* [Work required]: Reproduce the lines from the one containing "Patent image size: (956, 495)." up to and including the one containing "The receiver 4a is at (294, 330).", substituting "diagrammatic perspective view" for "schematic perspective view" and leaving everything else unchanged. Give only those lines.

* [Records provided]:
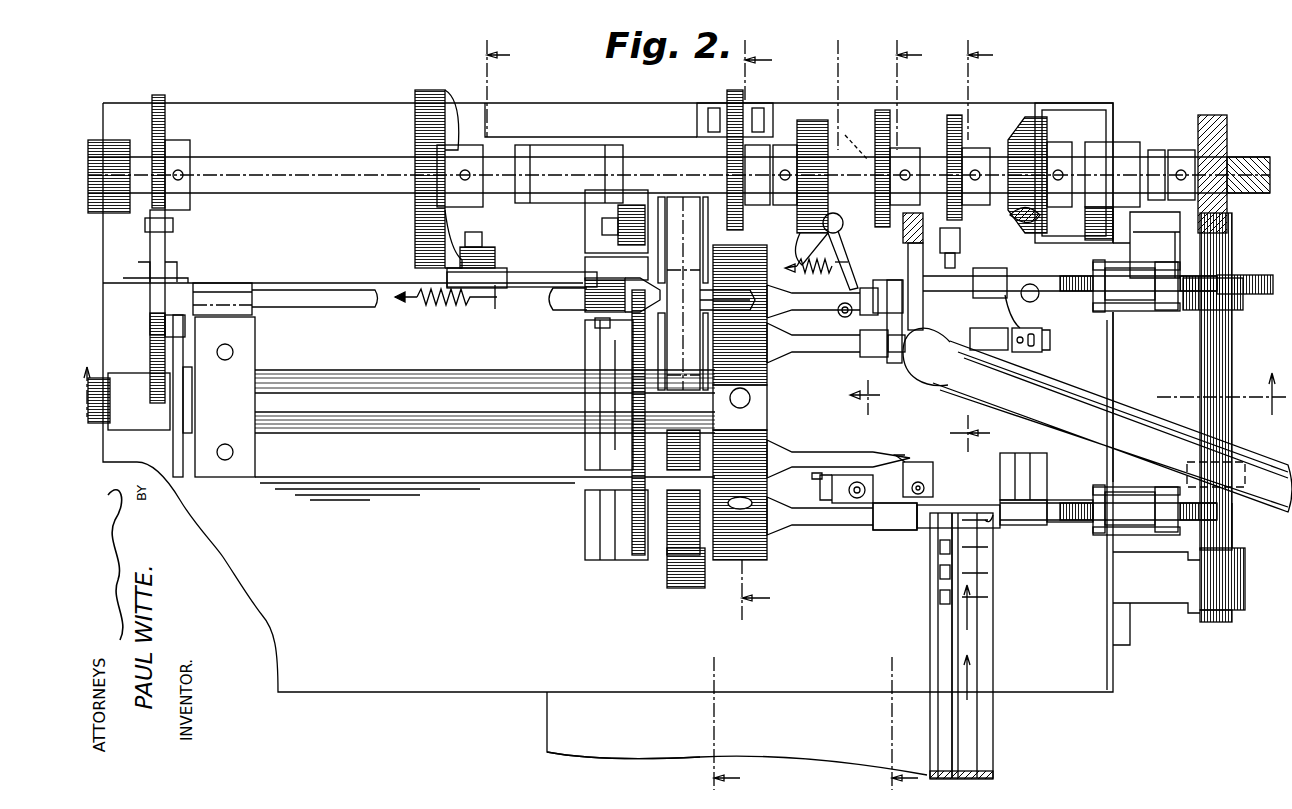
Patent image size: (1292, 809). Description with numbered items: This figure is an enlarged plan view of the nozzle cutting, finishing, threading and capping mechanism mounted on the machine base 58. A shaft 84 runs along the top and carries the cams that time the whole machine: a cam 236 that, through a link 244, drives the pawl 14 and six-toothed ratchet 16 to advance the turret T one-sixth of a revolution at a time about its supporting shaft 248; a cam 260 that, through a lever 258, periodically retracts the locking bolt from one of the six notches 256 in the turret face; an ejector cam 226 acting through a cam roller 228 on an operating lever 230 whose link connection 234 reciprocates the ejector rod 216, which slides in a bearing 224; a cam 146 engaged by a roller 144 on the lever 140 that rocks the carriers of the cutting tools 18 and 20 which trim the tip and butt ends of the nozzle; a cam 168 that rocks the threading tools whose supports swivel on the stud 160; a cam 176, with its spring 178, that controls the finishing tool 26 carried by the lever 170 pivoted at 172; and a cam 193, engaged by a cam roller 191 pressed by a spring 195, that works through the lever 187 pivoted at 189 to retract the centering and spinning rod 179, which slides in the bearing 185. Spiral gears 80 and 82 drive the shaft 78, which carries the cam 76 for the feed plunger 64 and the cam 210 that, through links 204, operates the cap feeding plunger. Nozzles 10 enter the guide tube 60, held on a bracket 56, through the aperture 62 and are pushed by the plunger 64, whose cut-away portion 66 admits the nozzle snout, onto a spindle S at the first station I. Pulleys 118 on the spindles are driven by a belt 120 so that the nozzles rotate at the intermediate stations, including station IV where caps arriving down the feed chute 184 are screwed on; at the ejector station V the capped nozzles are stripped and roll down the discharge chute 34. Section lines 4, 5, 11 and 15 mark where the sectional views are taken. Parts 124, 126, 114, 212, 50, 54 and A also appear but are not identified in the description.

The machine base 58 is at (651, 439).
The shaft 84 is at (292, 157).
The cam 236 is at (158, 95).
The ejector cam 226 is at (420, 92).
The cam 260 is at (735, 160).
The lever 258 is at (727, 90).
The cam 176 is at (812, 120).
The cam 146 is at (882, 110).
The roller 144 is at (859, 136).
The cam 168 is at (952, 115).
The feed chute 184 is at (930, 213).
The cam 193 is at (1018, 125).
The spiral gear 82 is at (1208, 115).
The spiral gear 80 is at (1245, 157).
The link 244 is at (163, 240).
The bearing 224 is at (222, 283).
The reciprocating rod 216 is at (320, 307).
The operating lever 230 is at (478, 300).
The cam roller 228 is at (495, 255).
The link connection 234 is at (555, 266).
The pawl 14 is at (150, 345).
The ratchet 16 is at (172, 430).
The shaft 248 is at (400, 433).
The flange 124 is at (668, 215).
The gear 126 is at (676, 357).
The pulleys 118 is at (700, 520).
The turret T is at (768, 396).
The notches 256 is at (730, 398).
The belt 120 is at (690, 588).
The ejector station V is at (812, 345).
The first operating station I is at (830, 478).
The spindles S is at (852, 535).
The cutting tool 18 is at (933, 478).
The cutting tool 20 is at (832, 485).
The cut-away portion 66 is at (897, 530).
The spring 178 is at (800, 262).
The knob 114 is at (851, 217).
The lever 140 is at (850, 258).
The station IV is at (840, 280).
The lever 170 is at (840, 263).
The pivot 172 is at (838, 310).
The bracket 212 is at (895, 363).
The nozzle 10 is at (925, 380).
The discharge chute 34 is at (1112, 426).
The centering and spinning rod 179 is at (990, 350).
The bearing 185 is at (998, 350).
The lever 187 is at (1048, 345).
The pivot 189 is at (1035, 318).
The spring 195 is at (1085, 300).
The cam roller 191 is at (1012, 222).
The stud 160 is at (960, 245).
The links 204 is at (1158, 312).
The cam 210 is at (1265, 294).
The cam 76 is at (1225, 508).
The feed plunger 64 is at (1078, 522).
The shaft 78 is at (1200, 365).
The bracket 56 is at (1008, 453).
The guide tube 60 is at (1000, 505).
The aperture 62 is at (985, 522).
The tube 50 is at (993, 612).
The tube 54 is at (993, 648).
The base A is at (669, 739).
The section line 4— 4 is at (599, 415).
The finishing tool 26 is at (738, 330).
The section line 11— 11 is at (890, 415).
The section line 15— 15 is at (959, 247).
The section line 5— 5 is at (684, 380).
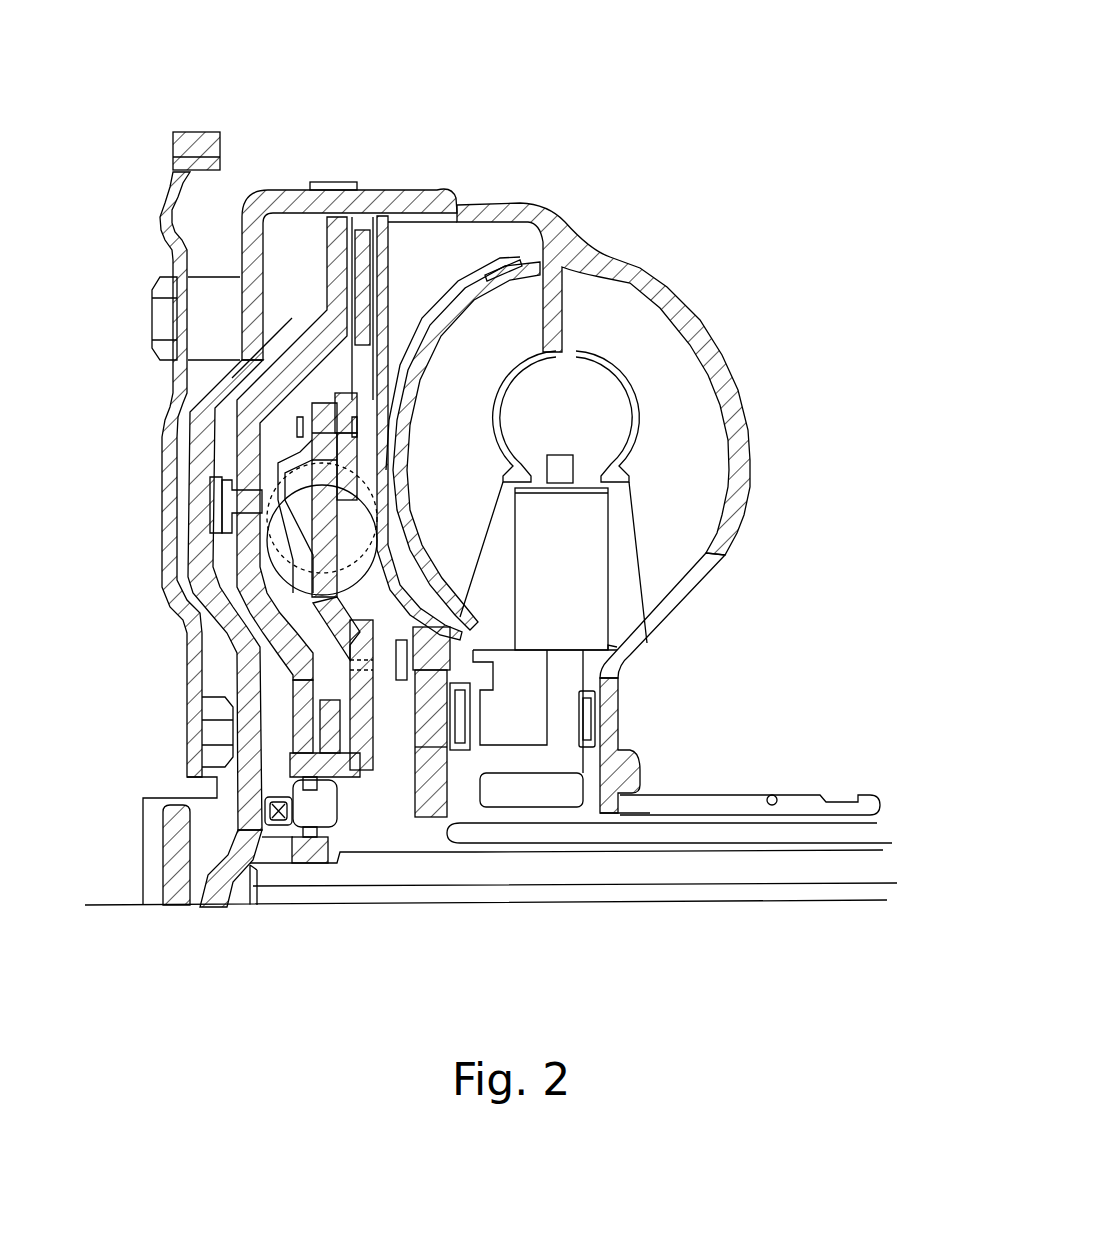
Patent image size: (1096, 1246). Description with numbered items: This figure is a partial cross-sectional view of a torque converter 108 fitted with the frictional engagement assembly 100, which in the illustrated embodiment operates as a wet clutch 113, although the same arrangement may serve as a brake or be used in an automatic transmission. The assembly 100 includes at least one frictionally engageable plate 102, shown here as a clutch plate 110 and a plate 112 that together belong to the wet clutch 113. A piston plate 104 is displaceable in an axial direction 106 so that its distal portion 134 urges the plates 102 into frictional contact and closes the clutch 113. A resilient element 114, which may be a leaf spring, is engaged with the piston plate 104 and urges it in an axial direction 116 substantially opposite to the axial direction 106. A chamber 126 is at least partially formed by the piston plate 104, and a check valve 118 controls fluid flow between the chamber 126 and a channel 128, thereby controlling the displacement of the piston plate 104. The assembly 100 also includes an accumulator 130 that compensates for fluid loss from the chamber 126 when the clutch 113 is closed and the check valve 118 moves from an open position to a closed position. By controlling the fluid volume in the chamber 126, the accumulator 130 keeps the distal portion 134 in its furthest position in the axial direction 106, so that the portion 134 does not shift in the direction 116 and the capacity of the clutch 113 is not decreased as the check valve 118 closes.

The frictional engagement assembly 100 is at (150, 185).
The frictionally engageable plate 102 is at (357, 178).
The piston plate 104 is at (240, 424).
The axial direction 106 is at (852, 90).
The torque converter 108 is at (530, 203).
The clutch plate 110 is at (370, 207).
The plate 112 is at (425, 215).
The wet clutch 113 is at (400, 280).
The resilient element 114 is at (213, 492).
The axial direction 116 is at (775, 125).
The check valve 118 is at (278, 828).
The chamber 126 is at (277, 697).
The channel 128 is at (238, 897).
The accumulator 130 is at (153, 585).
The distal portion 134 is at (280, 193).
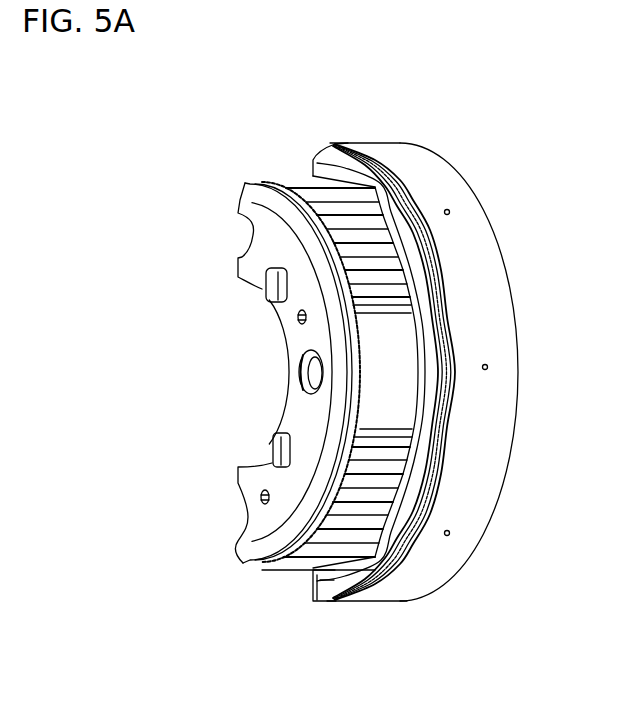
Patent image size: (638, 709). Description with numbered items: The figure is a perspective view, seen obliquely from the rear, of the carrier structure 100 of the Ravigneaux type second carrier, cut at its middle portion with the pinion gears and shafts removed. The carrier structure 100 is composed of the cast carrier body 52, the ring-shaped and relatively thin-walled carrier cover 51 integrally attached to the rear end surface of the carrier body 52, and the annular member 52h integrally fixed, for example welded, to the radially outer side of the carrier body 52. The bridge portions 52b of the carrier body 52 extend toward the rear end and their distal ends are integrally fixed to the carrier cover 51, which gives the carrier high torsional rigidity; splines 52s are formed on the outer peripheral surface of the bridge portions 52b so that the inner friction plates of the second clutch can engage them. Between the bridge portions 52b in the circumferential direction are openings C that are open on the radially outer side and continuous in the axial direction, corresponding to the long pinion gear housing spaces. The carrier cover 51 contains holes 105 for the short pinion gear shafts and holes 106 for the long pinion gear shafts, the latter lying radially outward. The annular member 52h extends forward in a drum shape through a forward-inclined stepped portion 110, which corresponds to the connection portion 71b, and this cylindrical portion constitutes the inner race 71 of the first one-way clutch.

The carrier structure 100 is at (243, 120).
The carrier cover 51 is at (249, 365).
The carrier body 52 is at (383, 351).
The bridge portions 52b is at (300, 170).
The annular member 52h is at (357, 139).
The splines 52s is at (395, 260).
The inner race 71 is at (463, 187).
The connection portion 71b is at (343, 585).
The holes for the short pinion gear shafts 105 is at (273, 300).
The holes for the long pinion gear shafts 106 is at (300, 377).
The stepped portion 110 is at (383, 634).
The openings C is at (405, 391).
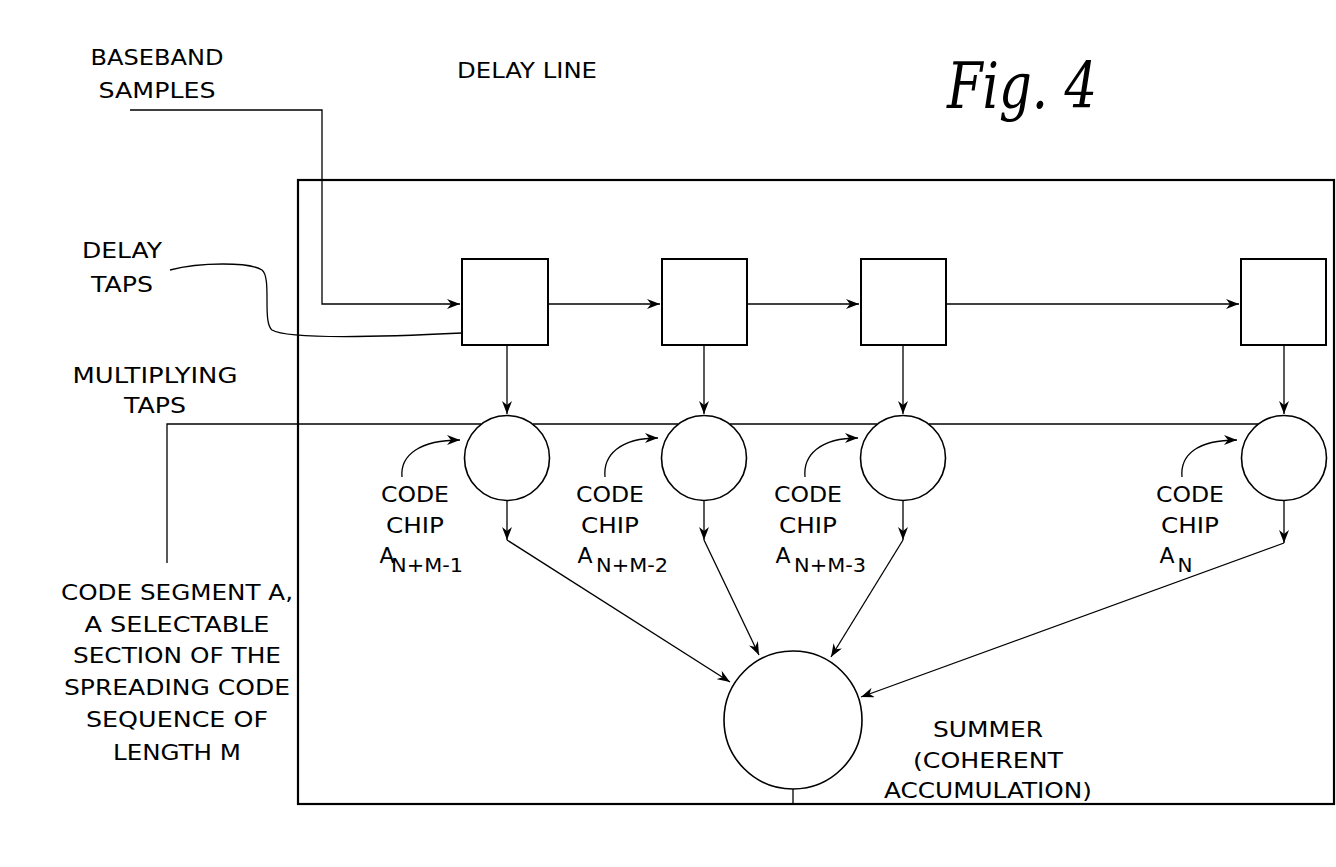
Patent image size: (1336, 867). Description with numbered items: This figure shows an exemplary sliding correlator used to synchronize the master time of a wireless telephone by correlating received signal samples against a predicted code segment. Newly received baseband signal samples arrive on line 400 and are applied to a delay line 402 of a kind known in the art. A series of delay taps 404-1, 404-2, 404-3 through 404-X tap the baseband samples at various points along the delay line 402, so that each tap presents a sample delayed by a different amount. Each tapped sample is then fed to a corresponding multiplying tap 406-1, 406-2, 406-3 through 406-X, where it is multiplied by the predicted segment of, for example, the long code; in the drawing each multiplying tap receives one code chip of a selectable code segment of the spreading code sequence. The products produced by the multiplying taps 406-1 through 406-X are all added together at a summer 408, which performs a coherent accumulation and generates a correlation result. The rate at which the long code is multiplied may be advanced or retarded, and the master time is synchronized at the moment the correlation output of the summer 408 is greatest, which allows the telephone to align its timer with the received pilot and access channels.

The line 400 is at (283, 110).
The delay line 402 is at (597, 300).
The delay tap 404-1 is at (505, 336).
The delay tap 404-2 is at (704, 336).
The delay tap 404-3 is at (903, 336).
The delay tap 404-X is at (1283, 336).
The multiplying tap 406-1 is at (598, 549).
The multiplying tap 406-2 is at (711, 536).
The multiplying tap 406-3 is at (888, 537).
The multiplying tap 406-X is at (1094, 557).
The summer 408 is at (793, 727).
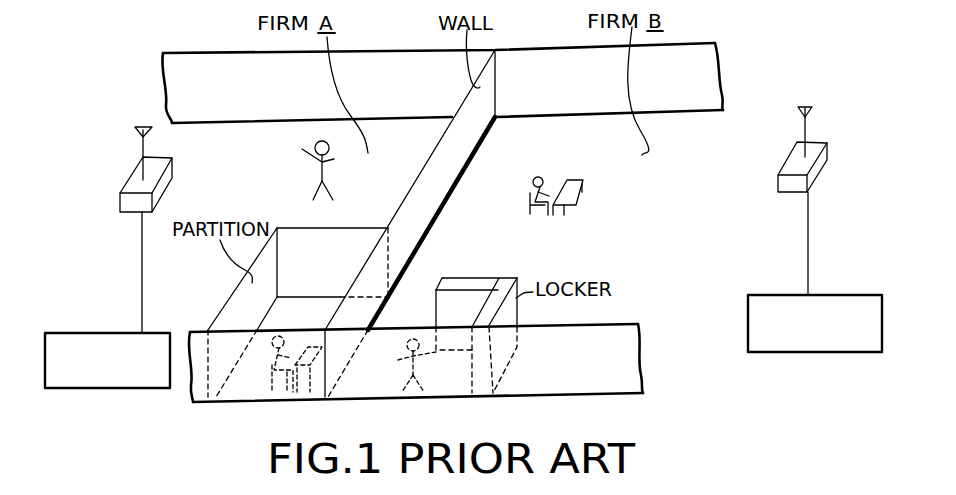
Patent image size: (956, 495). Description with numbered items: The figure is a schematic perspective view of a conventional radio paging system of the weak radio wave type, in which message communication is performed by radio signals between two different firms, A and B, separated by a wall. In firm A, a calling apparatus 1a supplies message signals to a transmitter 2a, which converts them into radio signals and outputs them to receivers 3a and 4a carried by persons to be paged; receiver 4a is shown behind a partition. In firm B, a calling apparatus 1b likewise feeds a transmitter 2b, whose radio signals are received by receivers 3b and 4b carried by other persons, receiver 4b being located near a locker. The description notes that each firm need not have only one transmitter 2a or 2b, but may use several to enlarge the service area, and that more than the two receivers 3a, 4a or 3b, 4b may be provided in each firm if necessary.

The calling apparatus 1a is at (113, 332).
The calling apparatus 1b is at (777, 293).
The transmitter 2a is at (132, 185).
The transmitter 2b is at (790, 167).
The receiver 3a is at (313, 149).
The receiver 3b is at (545, 173).
The receiver 4a is at (294, 330).
The receiver 4b is at (416, 330).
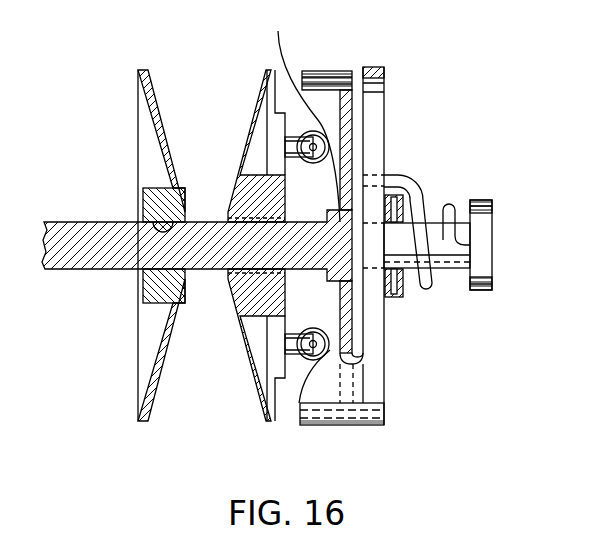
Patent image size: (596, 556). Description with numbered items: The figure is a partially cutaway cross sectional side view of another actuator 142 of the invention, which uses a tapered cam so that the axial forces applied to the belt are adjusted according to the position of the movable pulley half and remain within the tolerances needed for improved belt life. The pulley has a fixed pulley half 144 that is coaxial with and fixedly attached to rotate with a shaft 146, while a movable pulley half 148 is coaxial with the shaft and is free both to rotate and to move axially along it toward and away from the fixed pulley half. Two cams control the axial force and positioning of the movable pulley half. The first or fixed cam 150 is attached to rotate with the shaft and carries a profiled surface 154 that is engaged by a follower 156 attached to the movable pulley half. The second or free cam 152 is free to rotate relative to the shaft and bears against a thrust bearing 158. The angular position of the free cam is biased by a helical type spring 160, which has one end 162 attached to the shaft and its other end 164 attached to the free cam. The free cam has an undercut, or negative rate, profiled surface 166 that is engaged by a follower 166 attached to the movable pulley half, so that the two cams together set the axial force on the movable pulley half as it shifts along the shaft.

The actuator 142 is at (440, 57).
The fixed pulley half 144 is at (146, 424).
The shaft 146 is at (71, 270).
The movable pulley half 148 is at (267, 72).
The fixed cam 150 is at (333, 73).
The free cam 152 is at (385, 425).
The profiled surface 154 is at (297, 114).
The follower 156 is at (322, 145).
The thrust bearing 158 is at (403, 295).
The helical type spring 160 is at (418, 188).
The one end of the spring 162 is at (470, 243).
The other end of the spring 164 is at (373, 180).
The negative rate profiled surface and follower 166 is at (328, 340).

* [Result of this exercise]:
Patent image size: (956, 495). Description with numbered items: The figure is a diagrammatic perspective view of a conventional radio paging system of the weak radio wave type, in which message communication is performed by radio signals between two different firms, A and B, separated by a wall. In firm A, a calling apparatus 1a supplies message signals to a transmitter 2a, which converts them into radio signals and outputs them to receivers 3a and 4a carried by persons to be paged; receiver 4a is shown behind a partition. In firm B, a calling apparatus 1b likewise feeds a transmitter 2b, whose radio signals are received by receivers 3b and 4b carried by other persons, receiver 4b being located near a locker. The description notes that each firm need not have only one transmitter 2a or 2b, but may use several to enlarge the service area, and that more than the two receivers 3a, 4a or 3b, 4b may be provided in each firm if necessary.

The calling apparatus 1a is at (113, 332).
The calling apparatus 1b is at (777, 293).
The transmitter 2a is at (132, 185).
The transmitter 2b is at (790, 167).
The receiver 3a is at (313, 149).
The receiver 3b is at (545, 173).
The receiver 4a is at (294, 330).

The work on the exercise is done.